→ WHAT IS EXPECTED
Copy out all lines in the data below containing the string "Maximization".

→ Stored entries
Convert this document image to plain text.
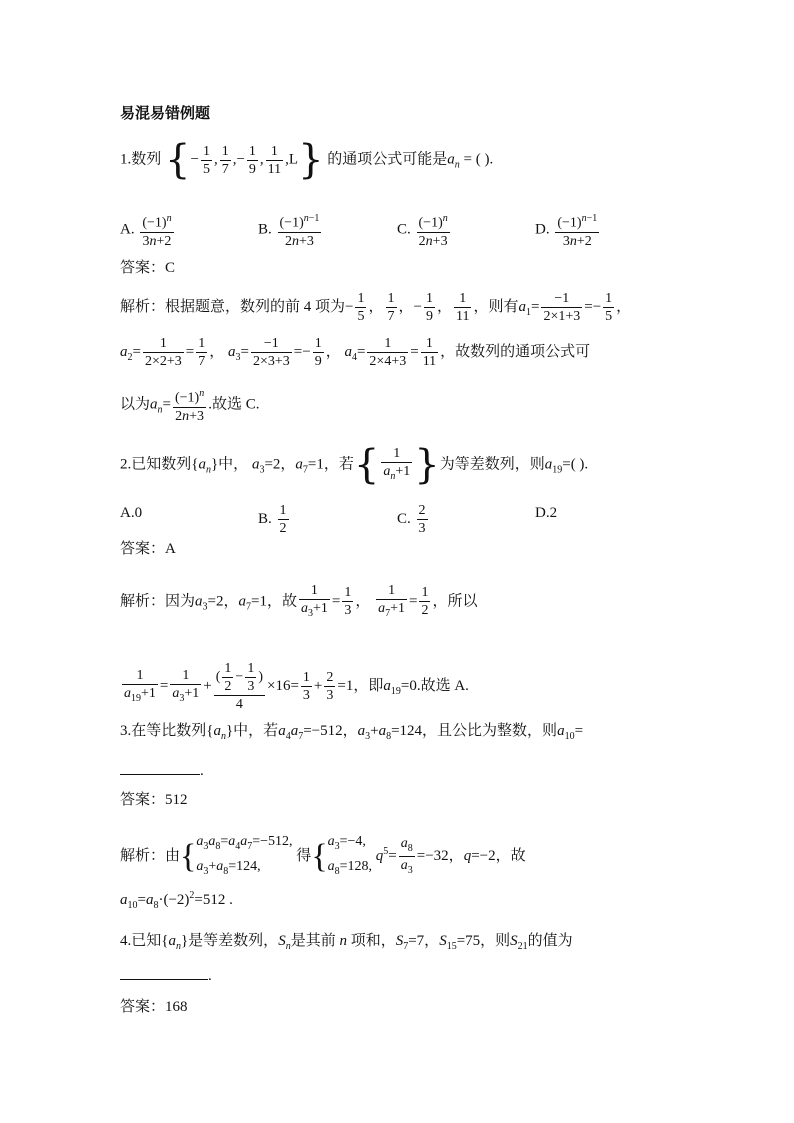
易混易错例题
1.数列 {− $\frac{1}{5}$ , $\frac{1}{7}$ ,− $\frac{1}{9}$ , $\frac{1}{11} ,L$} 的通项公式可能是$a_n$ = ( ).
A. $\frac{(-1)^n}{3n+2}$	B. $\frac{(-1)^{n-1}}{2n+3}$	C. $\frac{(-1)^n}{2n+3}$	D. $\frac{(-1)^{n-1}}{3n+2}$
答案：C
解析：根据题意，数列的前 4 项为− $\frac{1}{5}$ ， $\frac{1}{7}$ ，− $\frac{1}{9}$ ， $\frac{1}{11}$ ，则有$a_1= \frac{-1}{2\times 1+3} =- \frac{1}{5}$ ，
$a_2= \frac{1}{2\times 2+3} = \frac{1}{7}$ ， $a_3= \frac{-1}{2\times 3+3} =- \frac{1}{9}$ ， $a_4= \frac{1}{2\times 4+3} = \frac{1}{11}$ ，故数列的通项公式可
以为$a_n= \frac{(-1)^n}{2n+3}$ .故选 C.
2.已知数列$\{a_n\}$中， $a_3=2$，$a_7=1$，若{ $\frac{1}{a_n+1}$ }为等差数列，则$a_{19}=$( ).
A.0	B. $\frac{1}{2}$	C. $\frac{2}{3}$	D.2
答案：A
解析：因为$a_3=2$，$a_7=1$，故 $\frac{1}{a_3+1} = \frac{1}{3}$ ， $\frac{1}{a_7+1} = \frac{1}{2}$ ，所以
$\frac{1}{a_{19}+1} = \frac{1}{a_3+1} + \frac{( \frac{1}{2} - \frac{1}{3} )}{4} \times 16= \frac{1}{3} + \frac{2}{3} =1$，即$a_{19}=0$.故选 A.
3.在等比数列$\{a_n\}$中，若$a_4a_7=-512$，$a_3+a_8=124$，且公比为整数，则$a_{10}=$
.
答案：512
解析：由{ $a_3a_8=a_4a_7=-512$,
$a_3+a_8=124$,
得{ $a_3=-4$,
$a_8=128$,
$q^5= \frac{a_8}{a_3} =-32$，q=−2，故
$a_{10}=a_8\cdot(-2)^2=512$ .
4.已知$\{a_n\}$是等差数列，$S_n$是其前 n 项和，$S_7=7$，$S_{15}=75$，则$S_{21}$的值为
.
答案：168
* * *
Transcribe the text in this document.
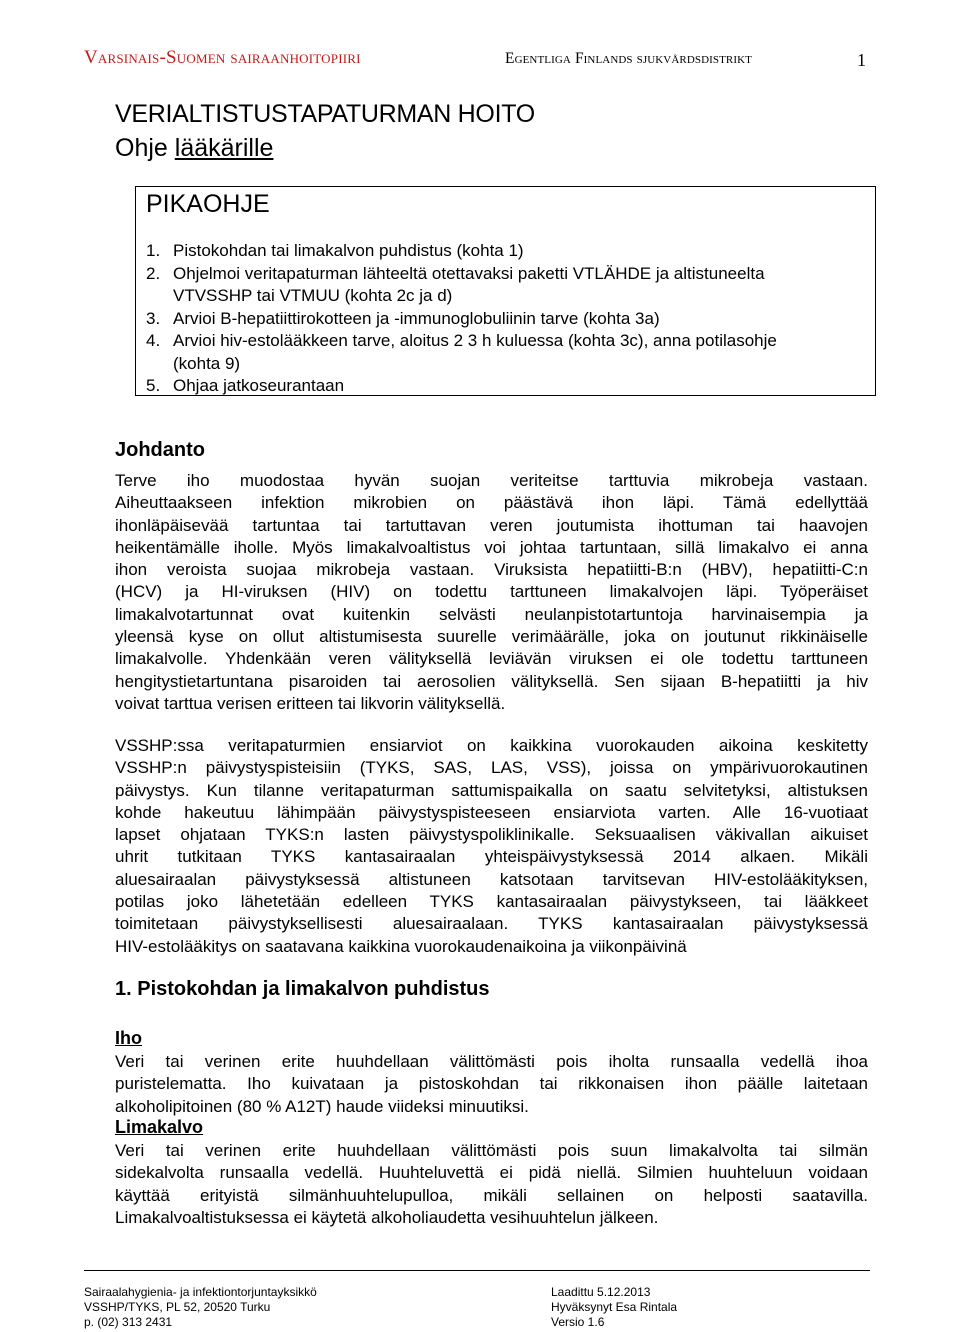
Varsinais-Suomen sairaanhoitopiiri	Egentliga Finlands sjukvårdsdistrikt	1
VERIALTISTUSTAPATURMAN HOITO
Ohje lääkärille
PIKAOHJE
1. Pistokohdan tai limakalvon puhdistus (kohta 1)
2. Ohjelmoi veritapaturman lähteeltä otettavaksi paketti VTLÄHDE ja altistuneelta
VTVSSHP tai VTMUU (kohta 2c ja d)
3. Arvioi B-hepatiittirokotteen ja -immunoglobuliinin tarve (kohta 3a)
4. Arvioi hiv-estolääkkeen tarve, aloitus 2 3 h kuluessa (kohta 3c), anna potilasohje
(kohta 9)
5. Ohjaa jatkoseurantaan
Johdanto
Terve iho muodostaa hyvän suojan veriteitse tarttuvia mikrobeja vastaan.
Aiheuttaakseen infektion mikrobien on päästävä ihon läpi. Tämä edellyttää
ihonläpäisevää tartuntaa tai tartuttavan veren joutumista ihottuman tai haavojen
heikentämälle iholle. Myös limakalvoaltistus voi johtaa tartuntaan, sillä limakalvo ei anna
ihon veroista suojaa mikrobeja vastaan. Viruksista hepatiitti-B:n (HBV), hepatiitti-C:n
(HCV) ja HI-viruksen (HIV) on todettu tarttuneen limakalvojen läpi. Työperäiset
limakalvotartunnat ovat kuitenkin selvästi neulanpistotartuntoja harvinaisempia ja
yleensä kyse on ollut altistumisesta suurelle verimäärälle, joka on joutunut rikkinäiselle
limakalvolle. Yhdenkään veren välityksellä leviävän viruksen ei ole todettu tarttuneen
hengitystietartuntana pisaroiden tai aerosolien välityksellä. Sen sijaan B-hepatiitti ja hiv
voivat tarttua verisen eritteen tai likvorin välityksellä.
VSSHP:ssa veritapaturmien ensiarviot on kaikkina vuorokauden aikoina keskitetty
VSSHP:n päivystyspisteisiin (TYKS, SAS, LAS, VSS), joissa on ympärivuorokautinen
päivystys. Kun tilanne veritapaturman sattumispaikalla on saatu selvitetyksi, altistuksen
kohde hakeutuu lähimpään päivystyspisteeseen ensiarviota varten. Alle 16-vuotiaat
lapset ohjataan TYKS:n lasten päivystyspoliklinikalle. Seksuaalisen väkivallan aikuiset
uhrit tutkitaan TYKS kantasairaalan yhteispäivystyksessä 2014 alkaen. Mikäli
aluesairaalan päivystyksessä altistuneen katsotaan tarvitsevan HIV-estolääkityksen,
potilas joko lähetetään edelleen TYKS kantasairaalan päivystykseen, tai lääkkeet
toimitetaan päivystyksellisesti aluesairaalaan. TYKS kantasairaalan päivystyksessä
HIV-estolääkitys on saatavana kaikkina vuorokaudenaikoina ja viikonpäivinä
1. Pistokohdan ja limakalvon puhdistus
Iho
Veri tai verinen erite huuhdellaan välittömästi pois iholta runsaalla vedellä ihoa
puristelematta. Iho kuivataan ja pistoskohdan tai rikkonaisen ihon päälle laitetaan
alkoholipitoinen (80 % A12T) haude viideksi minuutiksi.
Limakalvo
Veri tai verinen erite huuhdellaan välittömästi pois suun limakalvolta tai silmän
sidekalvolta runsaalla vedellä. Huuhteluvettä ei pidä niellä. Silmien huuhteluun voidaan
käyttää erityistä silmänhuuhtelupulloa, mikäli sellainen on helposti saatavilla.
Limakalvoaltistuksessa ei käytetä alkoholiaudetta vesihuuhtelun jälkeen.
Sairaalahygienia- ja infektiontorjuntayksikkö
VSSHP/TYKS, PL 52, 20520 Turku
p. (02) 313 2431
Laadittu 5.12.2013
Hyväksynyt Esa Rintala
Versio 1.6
...
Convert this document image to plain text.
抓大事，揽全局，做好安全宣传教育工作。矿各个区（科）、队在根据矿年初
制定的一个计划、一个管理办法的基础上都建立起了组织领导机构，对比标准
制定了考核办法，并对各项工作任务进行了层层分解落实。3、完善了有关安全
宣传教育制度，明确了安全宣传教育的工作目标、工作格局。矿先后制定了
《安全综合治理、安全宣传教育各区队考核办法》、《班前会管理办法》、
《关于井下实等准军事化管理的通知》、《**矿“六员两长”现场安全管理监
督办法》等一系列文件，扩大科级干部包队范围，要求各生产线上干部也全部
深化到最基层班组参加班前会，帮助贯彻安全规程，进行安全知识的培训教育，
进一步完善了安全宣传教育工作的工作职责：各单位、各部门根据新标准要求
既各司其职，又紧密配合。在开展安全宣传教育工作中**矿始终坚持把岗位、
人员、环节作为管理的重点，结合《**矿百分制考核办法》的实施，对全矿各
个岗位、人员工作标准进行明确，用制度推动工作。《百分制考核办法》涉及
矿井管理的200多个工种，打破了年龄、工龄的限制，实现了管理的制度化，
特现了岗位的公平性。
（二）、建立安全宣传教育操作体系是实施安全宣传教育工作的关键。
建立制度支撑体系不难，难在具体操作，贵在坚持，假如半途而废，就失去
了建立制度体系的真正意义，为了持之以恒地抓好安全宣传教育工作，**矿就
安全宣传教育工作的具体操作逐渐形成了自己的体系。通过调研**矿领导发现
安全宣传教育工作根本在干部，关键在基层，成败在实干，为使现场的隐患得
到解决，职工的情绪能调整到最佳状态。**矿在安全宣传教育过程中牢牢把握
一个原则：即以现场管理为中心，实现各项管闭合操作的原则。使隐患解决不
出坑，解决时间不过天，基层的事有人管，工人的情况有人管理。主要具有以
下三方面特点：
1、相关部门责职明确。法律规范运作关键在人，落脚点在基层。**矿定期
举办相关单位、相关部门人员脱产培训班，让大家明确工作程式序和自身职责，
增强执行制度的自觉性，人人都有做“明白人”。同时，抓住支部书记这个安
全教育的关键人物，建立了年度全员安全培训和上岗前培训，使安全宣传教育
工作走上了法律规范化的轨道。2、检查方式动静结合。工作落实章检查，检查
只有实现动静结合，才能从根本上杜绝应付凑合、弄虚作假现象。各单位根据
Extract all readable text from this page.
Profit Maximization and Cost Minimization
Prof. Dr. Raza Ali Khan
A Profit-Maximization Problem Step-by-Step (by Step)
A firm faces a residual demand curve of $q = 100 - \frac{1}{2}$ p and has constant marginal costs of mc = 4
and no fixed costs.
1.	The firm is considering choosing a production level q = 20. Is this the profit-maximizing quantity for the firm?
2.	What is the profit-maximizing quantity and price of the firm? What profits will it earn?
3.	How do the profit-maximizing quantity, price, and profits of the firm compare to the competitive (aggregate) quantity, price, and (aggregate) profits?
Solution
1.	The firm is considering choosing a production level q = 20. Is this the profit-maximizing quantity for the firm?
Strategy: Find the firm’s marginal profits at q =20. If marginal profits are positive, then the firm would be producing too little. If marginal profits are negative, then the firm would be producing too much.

→ WRITTEN SOLUTION
Profit Maximization and Cost Minimization
A Profit-Maximization Problem Step-by-Step (by Step)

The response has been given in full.